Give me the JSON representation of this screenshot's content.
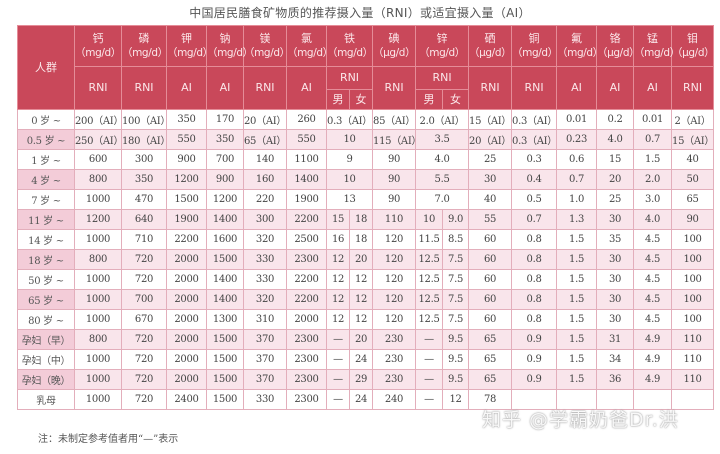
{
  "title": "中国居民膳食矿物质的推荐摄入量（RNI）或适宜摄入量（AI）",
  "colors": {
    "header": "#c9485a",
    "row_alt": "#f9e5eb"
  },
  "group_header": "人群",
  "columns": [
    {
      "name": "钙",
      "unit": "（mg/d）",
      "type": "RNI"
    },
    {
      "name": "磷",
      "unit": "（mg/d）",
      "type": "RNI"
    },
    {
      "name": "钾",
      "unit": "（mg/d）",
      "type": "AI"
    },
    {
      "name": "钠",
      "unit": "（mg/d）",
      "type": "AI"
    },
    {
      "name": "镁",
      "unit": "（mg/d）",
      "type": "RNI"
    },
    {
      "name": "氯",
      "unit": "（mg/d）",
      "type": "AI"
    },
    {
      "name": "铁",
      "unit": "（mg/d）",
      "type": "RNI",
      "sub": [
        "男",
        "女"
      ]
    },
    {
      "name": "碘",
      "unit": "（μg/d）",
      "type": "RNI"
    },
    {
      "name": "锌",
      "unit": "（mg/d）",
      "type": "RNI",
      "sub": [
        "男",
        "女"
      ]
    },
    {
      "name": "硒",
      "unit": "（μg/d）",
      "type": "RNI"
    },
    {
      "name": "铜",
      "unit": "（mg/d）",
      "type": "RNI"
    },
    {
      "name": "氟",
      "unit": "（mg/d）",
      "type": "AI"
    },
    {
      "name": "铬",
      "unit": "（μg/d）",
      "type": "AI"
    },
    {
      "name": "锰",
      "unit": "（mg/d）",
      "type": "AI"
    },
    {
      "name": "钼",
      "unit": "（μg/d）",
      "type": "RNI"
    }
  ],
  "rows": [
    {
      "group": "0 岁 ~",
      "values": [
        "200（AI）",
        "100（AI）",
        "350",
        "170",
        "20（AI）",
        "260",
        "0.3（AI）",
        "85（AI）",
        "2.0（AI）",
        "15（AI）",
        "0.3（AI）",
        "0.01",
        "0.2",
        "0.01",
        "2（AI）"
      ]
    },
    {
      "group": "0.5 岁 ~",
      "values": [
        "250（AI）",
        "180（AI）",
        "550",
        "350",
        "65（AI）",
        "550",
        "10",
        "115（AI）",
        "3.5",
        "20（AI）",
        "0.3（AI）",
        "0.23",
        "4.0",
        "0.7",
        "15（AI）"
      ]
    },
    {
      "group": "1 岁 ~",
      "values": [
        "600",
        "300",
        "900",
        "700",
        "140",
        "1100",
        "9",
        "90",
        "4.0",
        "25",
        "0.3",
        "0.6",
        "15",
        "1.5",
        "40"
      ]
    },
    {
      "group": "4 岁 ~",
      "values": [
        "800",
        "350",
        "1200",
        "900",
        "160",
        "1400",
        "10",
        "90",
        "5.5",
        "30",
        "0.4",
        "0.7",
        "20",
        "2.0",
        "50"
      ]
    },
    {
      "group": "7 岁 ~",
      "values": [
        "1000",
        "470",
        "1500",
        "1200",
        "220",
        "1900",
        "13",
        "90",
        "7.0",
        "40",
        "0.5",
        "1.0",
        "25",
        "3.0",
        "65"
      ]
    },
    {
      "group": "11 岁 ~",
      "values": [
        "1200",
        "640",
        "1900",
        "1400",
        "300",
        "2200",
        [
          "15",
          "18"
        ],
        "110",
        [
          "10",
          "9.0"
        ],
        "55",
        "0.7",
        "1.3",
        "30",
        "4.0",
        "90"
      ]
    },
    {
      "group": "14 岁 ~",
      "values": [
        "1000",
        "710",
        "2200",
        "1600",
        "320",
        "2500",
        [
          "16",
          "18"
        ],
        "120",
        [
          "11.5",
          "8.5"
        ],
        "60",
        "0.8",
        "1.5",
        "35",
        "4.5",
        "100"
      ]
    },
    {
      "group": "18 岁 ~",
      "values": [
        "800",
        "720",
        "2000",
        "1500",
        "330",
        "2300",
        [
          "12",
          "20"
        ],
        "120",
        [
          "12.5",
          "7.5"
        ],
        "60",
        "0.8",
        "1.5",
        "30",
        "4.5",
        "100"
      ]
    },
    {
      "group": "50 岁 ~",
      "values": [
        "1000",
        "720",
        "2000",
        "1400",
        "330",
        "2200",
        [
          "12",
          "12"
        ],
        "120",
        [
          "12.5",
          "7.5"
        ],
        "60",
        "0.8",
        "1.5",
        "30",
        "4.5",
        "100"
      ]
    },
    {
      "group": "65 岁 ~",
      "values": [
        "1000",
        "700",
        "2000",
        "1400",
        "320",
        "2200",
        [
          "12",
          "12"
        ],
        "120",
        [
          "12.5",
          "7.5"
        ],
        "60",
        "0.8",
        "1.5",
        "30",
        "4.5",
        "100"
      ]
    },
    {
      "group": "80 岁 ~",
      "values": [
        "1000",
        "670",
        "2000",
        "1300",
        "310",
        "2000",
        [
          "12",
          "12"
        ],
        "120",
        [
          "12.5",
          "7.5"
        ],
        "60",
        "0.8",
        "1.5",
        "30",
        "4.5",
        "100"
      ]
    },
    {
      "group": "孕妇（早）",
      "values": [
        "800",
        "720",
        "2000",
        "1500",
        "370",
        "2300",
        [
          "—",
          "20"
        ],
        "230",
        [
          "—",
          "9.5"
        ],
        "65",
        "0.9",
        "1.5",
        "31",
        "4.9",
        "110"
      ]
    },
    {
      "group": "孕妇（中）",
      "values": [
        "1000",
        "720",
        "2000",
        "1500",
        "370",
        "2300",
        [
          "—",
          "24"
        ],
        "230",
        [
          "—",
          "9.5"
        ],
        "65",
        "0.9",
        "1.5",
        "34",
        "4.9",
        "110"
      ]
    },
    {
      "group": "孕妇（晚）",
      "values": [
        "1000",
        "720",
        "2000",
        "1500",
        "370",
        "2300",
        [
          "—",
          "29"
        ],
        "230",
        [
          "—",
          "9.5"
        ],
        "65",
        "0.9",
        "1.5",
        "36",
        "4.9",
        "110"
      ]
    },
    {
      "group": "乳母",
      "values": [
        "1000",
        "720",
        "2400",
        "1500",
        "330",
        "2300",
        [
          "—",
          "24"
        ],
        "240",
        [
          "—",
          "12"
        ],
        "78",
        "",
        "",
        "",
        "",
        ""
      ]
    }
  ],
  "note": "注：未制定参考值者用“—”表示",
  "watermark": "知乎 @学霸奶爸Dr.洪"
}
+===+
▶ [PROBLEM TO WORK ON]:
Every record above should be written out again exactly; the pictures stay out of the copy.

▶ [CORRECT ANSWER]:
Give me the JSON representation of this screenshot's content.
{
  "title": "中国居民膳食矿物质的推荐摄入量（RNI）或适宜摄入量（AI）",
  "colors": {
    "header": "#c9485a",
    "row_alt": "#f9e5eb"
  },
  "group_header": "人群",
  "columns": [
    {
      "name": "钙",
      "unit": "（mg/d）",
      "type": "RNI"
    },
    {
      "name": "磷",
      "unit": "（mg/d）",
      "type": "RNI"
    },
    {
      "name": "钾",
      "unit": "（mg/d）",
      "type": "AI"
    },
    {
      "name": "钠",
      "unit": "（mg/d）",
      "type": "AI"
    },
    {
      "name": "镁",
      "unit": "（mg/d）",
      "type": "RNI"
    },
    {
      "name": "氯",
      "unit": "（mg/d）",
      "type": "AI"
    },
    {
      "name": "铁",
      "unit": "（mg/d）",
      "type": "RNI",
      "sub": [
        "男",
        "女"
      ]
    },
    {
      "name": "碘",
      "unit": "（μg/d）",
      "type": "RNI"
    },
    {
      "name": "锌",
      "unit": "（mg/d）",
      "type": "RNI",
      "sub": [
        "男",
        "女"
      ]
    },
    {
      "name": "硒",
      "unit": "（μg/d）",
      "type": "RNI"
    },
    {
      "name": "铜",
      "unit": "（mg/d）",
      "type": "RNI"
    },
    {
      "name": "氟",
      "unit": "（mg/d）",
      "type": "AI"
    },
    {
      "name": "铬",
      "unit": "（μg/d）",
      "type": "AI"
    },
    {
      "name": "锰",
      "unit": "（mg/d）",
      "type": "AI"
    },
    {
      "name": "钼",
      "unit": "（μg/d）",
      "type": "RNI"
    }
  ],
  "rows": [
    {
      "group": "0 岁 ~",
      "values": [
        "200（AI）",
        "100（AI）",
        "350",
        "170",
        "20（AI）",
        "260",
        "0.3（AI）",
        "85（AI）",
        "2.0（AI）",
        "15（AI）",
        "0.3（AI）",
        "0.01",
        "0.2",
        "0.01",
        "2（AI）"
      ]
    },
    {
      "group": "0.5 岁 ~",
      "values": [
        "250（AI）",
        "180（AI）",
        "550",
        "350",
        "65（AI）",
        "550",
        "10",
        "115（AI）",
        "3.5",
        "20（AI）",
        "0.3（AI）",
        "0.23",
        "4.0",
        "0.7",
        "15（AI）"
      ]
    },
    {
      "group": "1 岁 ~",
      "values": [
        "600",
        "300",
        "900",
        "700",
        "140",
        "1100",
        "9",
        "90",
        "4.0",
        "25",
        "0.3",
        "0.6",
        "15",
        "1.5",
        "40"
      ]
    },
    {
      "group": "4 岁 ~",
      "values": [
        "800",
        "350",
        "1200",
        "900",
        "160",
        "1400",
        "10",
        "90",
        "5.5",
        "30",
        "0.4",
        "0.7",
        "20",
        "2.0",
        "50"
      ]
    },
    {
      "group": "7 岁 ~",
      "values": [
        "1000",
        "470",
        "1500",
        "1200",
        "220",
        "1900",
        "13",
        "90",
        "7.0",
        "40",
        "0.5",
        "1.0",
        "25",
        "3.0",
        "65"
      ]
    },
    {
      "group": "11 岁 ~",
      "values": [
        "1200",
        "640",
        "1900",
        "1400",
        "300",
        "2200",
        [
          "15",
          "18"
        ],
        "110",
        [
          "10",
          "9.0"
        ],
        "55",
        "0.7",
        "1.3",
        "30",
        "4.0",
        "90"
      ]
    },
    {
      "group": "14 岁 ~",
      "values": [
        "1000",
        "710",
        "2200",
        "1600",
        "320",
        "2500",
        [
          "16",
          "18"
        ],
        "120",
        [
          "11.5",
          "8.5"
        ],
        "60",
        "0.8",
        "1.5",
        "35",
        "4.5",
        "100"
      ]
    },
    {
      "group": "18 岁 ~",
      "values": [
        "800",
        "720",
        "2000",
        "1500",
        "330",
        "2300",
        [
          "12",
          "20"
        ],
        "120",
        [
          "12.5",
          "7.5"
        ],
        "60",
        "0.8",
        "1.5",
        "30",
        "4.5",
        "100"
      ]
    },
    {
      "group": "50 岁 ~",
      "values": [
        "1000",
        "720",
        "2000",
        "1400",
        "330",
        "2200",
        [
          "12",
          "12"
        ],
        "120",
        [
          "12.5",
          "7.5"
        ],
        "60",
        "0.8",
        "1.5",
        "30",
        "4.5",
        "100"
      ]
    },
    {
      "group": "65 岁 ~",
      "values": [
        "1000",
        "700",
        "2000",
        "1400",
        "320",
        "2200",
        [
          "12",
          "12"
        ],
        "120",
        [
          "12.5",
          "7.5"
        ],
        "60",
        "0.8",
        "1.5",
        "30",
        "4.5",
        "100"
      ]
    },
    {
      "group": "80 岁 ~",
      "values": [
        "1000",
        "670",
        "2000",
        "1300",
        "310",
        "2000",
        [
          "12",
          "12"
        ],
        "120",
        [
          "12.5",
          "7.5"
        ],
        "60",
        "0.8",
        "1.5",
        "30",
        "4.5",
        "100"
      ]
    },
    {
      "group": "孕妇（早）",
      "values": [
        "800",
        "720",
        "2000",
        "1500",
        "370",
        "2300",
        [
          "—",
          "20"
        ],
        "230",
        [
          "—",
          "9.5"
        ],
        "65",
        "0.9",
        "1.5",
        "31",
        "4.9",
        "110"
      ]
    },
    {
      "group": "孕妇（中）",
      "values": [
        "1000",
        "720",
        "2000",
        "1500",
        "370",
        "2300",
        [
          "—",
          "24"
        ],
        "230",
        [
          "—",
          "9.5"
        ],
        "65",
        "0.9",
        "1.5",
        "34",
        "4.9",
        "110"
      ]
    },
    {
      "group": "孕妇（晚）",
      "values": [
        "1000",
        "720",
        "2000",
        "1500",
        "370",
        "2300",
        [
          "—",
          "29"
        ],
        "230",
        [
          "—",
          "9.5"
        ],
        "65",
        "0.9",
        "1.5",
        "36",
        "4.9",
        "110"
      ]
    },
    {
      "group": "乳母",
      "values": [
        "1000",
        "720",
        "2400",
        "1500",
        "330",
        "2300",
        [
          "—",
          "24"
        ],
        "240",
        [
          "—",
          "12"
        ],
        "78",
        "",
        "",
        "",
        "",
        ""
      ]
    }
  ],
  "note": "注：未制定参考值者用“—”表示",
  "watermark": "知乎 @学霸奶爸Dr.洪"
}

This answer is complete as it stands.